• _MATERIAL SHOWN_:
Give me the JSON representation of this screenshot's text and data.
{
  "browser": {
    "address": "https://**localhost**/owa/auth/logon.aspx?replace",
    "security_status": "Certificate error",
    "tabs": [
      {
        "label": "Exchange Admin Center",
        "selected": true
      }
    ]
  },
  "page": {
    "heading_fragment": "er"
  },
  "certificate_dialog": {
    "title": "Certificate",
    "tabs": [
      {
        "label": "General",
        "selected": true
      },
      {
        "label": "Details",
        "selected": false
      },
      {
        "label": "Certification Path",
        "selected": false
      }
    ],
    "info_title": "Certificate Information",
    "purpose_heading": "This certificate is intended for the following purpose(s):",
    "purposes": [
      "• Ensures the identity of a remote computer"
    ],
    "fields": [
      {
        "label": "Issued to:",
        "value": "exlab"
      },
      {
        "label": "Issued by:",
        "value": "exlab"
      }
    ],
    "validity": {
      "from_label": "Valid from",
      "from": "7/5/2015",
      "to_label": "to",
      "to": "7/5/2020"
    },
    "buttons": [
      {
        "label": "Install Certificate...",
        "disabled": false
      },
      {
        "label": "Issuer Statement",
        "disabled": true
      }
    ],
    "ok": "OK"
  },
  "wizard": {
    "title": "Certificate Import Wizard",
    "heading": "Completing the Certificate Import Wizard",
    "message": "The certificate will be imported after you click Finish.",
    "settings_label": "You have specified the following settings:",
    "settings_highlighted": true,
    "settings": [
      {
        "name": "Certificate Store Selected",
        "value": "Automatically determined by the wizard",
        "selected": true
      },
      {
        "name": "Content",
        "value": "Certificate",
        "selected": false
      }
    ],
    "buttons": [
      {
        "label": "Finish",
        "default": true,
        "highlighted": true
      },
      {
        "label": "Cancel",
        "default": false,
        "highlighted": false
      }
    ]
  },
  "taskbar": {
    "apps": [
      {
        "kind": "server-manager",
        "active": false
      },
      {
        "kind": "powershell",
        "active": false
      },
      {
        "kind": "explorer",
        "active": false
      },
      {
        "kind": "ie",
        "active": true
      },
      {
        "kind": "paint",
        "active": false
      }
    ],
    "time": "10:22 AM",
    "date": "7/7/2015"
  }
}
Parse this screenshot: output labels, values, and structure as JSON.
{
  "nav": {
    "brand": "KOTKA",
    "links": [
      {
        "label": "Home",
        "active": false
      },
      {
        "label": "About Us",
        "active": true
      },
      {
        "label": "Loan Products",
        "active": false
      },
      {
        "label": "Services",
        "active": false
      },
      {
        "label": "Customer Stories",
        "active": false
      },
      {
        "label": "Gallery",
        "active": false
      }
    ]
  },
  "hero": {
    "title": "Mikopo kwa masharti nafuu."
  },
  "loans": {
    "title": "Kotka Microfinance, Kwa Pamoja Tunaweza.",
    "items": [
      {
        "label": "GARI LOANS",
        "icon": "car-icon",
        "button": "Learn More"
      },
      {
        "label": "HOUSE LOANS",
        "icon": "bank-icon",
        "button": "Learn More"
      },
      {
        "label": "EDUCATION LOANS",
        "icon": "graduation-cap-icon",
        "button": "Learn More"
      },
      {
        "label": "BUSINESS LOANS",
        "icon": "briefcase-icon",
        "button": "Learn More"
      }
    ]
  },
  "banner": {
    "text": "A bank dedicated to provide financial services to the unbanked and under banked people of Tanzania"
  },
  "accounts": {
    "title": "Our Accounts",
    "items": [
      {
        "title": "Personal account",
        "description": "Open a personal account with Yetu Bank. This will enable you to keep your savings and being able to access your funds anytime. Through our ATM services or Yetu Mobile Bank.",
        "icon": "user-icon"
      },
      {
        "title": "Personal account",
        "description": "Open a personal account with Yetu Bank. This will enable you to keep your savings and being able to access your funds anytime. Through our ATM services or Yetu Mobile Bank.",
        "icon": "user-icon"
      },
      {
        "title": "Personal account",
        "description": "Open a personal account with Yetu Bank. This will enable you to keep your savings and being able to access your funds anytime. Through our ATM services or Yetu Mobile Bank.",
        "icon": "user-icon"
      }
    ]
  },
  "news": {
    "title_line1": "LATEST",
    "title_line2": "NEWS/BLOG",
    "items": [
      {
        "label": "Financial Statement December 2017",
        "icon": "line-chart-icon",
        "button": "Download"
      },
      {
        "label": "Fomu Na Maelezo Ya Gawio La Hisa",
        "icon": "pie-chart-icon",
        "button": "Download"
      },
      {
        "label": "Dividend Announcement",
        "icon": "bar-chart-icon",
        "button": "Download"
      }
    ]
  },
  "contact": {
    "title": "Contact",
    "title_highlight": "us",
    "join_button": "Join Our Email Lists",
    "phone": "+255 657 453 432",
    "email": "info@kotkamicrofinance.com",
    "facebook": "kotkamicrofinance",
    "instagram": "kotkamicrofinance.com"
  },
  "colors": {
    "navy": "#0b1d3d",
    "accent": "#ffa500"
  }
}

• _EXERCISE BRIEF_: Wherever "Finish" shows up in a line, copy that line.

• _PROBLEM SOLUTION_:
    "message": "The certificate will be imported after you click Finish.",
        "label": "Finish",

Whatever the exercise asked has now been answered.